> _Task directions_
In the lines below, how many hold the word "comfortable"? Answer only with the number.

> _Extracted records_
----------

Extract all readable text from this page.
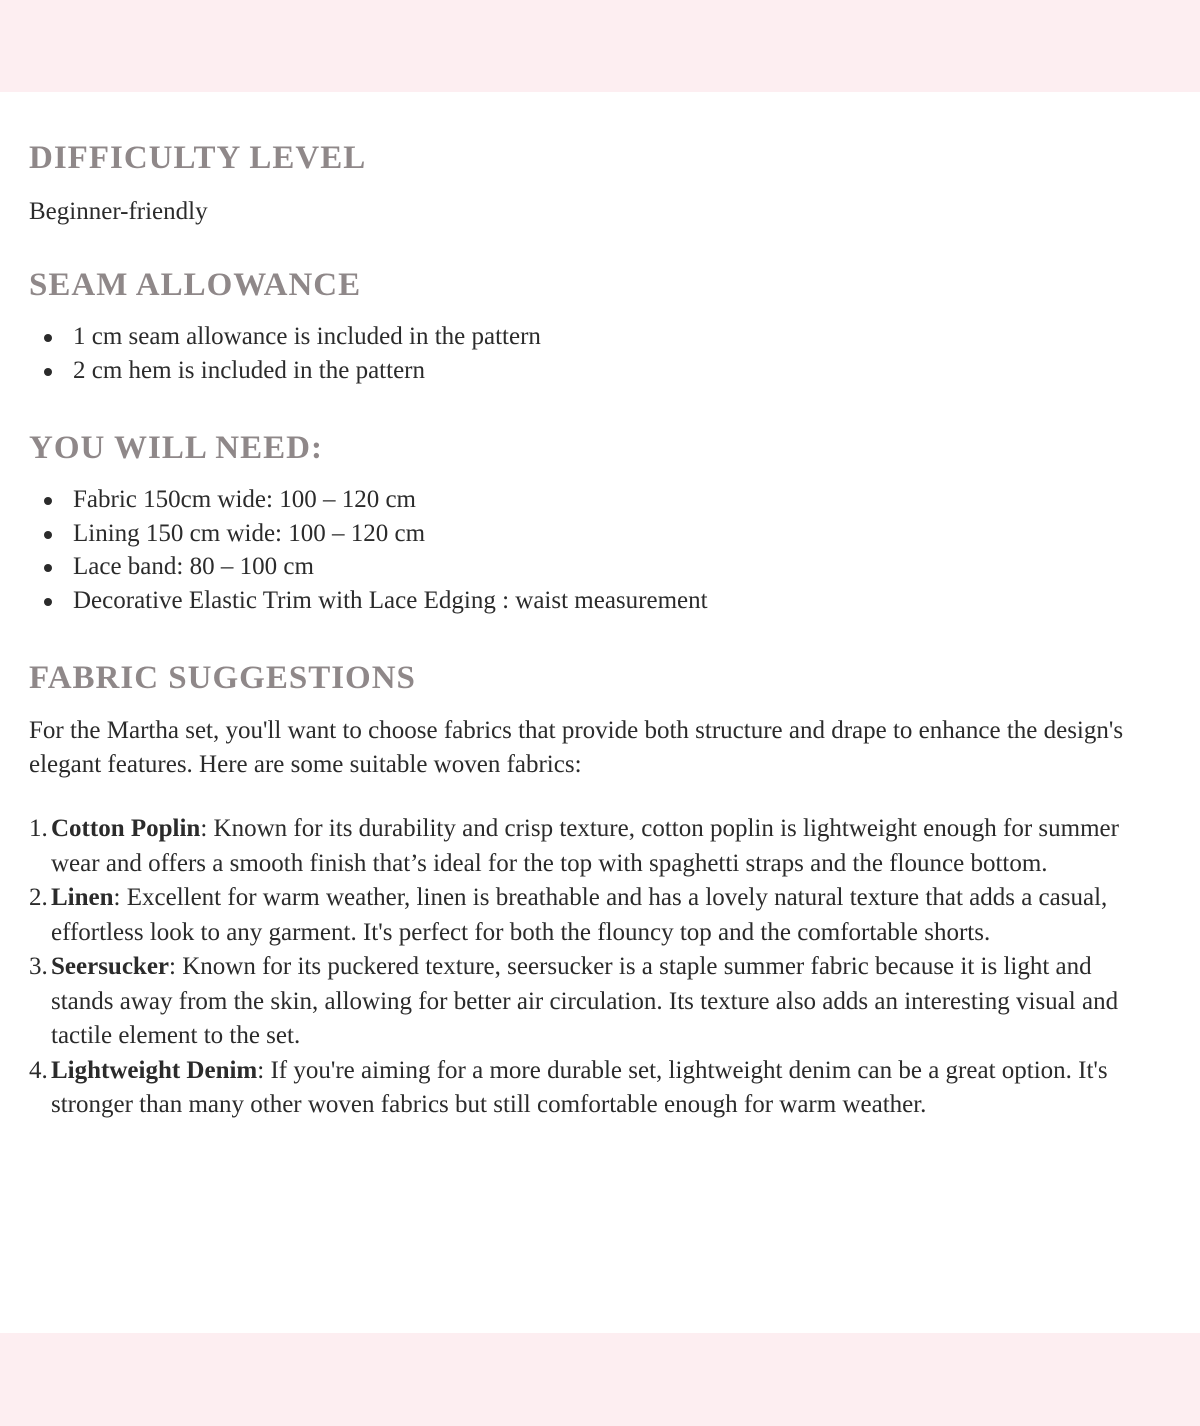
DIFFICULTY LEVEL

Beginner-friendly

SEAM ALLOWANCE
1 cm seam allowance is included in the pattern
2 cm hem is included in the pattern
YOU WILL NEED:
Fabric 150cm wide: 100 – 120 cm
Lining 150 cm wide: 100 – 120 cm
Lace band: 80 – 100 cm
Decorative Elastic Trim with Lace Edging : waist measurement
FABRIC SUGGESTIONS

For the Martha set, you'll want to choose fabrics that provide both structure and drape to enhance the design's elegant features. Here are some suitable woven fabrics:

1. Cotton Poplin: Known for its durability and crisp texture, cotton poplin is lightweight enough for summer wear and offers a smooth finish that’s ideal for the top with spaghetti straps and the flounce bottom.
2. Linen: Excellent for warm weather, linen is breathable and has a lovely natural texture that adds a casual, effortless look to any garment. It's perfect for both the flouncy top and the comfortable shorts.
3. Seersucker: Known for its puckered texture, seersucker is a staple summer fabric because it is light and stands away from the skin, allowing for better air circulation. Its texture also adds an interesting visual and tactile element to the set.
4. Lightweight Denim: If you're aiming for a more durable set, lightweight denim can be a great option. It's stronger than many other woven fabrics but still comfortable enough for warm weather.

----------

> _Complete response_
2